Task details
Check each line of the material. Copy those containing "Heliocentric".
━━━ Exercise materials
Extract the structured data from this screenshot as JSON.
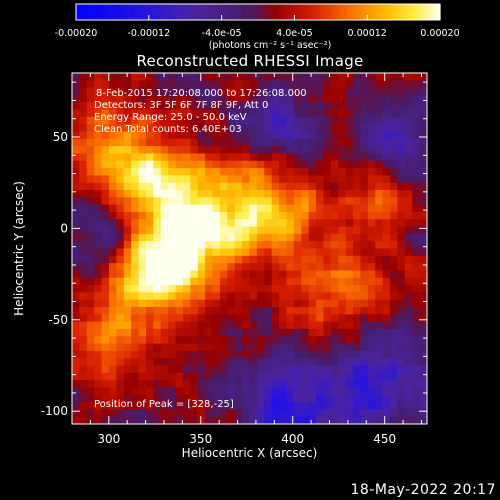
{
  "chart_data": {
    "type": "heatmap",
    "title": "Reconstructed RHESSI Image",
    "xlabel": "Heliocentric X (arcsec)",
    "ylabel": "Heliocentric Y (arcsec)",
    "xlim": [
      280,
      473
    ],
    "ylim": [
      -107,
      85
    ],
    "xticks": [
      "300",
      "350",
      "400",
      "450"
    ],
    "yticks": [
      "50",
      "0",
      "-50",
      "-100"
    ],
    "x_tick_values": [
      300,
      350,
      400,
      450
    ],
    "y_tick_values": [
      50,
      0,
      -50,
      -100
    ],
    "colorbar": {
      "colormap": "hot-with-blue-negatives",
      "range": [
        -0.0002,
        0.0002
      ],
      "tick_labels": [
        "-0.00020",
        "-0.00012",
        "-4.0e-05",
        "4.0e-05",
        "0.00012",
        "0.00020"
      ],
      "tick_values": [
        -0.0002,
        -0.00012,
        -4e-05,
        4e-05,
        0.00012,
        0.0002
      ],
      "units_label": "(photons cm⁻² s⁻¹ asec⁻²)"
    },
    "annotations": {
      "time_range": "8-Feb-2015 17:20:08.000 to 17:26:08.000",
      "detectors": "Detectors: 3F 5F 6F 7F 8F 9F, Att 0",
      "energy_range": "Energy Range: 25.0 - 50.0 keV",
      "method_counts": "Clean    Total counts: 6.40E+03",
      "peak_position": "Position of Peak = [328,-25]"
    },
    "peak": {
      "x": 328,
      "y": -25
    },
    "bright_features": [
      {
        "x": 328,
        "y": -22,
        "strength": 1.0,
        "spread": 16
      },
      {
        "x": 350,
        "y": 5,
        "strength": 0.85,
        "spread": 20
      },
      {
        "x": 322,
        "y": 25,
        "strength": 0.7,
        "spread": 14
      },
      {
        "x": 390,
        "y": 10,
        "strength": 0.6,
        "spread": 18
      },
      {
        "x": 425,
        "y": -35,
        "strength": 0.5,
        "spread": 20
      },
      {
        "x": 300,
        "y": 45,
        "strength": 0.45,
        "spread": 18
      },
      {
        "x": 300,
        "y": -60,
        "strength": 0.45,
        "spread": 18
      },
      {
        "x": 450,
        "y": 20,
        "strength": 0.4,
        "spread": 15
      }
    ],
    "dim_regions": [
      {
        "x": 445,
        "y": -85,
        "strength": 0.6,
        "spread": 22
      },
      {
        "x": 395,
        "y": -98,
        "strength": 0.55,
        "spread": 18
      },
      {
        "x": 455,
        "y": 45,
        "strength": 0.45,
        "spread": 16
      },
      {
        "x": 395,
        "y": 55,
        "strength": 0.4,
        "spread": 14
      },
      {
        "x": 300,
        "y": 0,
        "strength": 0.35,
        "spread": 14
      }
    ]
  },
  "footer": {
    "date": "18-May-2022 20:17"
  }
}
━━━━━━
Output for this task
    "xlabel": "Heliocentric X (arcsec)",
    "ylabel": "Heliocentric Y (arcsec)",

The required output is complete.